WRITTEN REQUEST
Check each line of the data for "deepseek" and select those that have it.

DATA RECORDS
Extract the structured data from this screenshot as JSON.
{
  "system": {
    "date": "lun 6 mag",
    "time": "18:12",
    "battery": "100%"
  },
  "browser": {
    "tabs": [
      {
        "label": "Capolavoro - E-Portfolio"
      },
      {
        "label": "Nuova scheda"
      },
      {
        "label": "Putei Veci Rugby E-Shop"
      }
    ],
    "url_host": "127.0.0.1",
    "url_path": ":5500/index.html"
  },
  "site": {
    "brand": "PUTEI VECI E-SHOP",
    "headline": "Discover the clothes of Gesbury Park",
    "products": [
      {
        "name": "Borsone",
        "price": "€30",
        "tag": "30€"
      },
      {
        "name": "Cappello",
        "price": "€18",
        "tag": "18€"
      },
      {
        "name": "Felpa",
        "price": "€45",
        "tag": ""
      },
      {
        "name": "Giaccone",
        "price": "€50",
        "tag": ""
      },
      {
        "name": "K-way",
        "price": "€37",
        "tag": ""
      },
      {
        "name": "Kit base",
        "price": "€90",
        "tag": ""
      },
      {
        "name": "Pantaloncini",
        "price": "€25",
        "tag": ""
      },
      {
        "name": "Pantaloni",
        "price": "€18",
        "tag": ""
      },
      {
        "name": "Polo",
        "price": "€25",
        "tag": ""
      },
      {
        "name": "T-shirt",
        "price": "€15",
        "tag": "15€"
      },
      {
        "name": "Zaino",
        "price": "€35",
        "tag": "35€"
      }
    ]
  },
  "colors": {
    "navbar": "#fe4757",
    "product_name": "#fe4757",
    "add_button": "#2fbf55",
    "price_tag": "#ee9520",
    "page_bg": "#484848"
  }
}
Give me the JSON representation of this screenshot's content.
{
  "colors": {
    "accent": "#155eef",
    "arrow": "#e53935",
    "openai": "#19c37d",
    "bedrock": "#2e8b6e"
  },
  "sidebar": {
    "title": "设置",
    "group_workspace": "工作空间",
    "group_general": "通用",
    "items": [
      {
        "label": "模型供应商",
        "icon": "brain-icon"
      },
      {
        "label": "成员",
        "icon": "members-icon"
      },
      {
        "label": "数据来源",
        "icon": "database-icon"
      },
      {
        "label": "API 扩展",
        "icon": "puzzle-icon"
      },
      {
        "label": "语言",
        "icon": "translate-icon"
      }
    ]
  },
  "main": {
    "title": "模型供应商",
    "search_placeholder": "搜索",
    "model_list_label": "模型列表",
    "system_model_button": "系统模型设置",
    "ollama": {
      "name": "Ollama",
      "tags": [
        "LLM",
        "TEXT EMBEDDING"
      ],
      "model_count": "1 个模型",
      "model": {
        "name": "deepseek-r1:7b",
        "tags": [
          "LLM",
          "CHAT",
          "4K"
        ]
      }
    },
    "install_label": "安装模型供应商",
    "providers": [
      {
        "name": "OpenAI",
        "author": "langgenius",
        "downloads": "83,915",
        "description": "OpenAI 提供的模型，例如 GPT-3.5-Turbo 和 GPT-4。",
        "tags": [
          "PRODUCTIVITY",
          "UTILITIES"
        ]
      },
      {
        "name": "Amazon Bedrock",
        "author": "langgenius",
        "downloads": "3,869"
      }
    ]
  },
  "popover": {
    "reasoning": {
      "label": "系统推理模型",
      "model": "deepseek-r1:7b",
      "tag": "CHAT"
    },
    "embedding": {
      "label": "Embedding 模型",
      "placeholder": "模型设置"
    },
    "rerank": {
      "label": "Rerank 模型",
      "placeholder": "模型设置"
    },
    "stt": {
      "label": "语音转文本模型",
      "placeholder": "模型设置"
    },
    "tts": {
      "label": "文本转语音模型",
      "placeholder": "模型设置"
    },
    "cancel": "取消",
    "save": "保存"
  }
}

ANSWER TO THE EXERCISE
        "name": "deepseek-r1:7b",
      "model": "deepseek-r1:7b",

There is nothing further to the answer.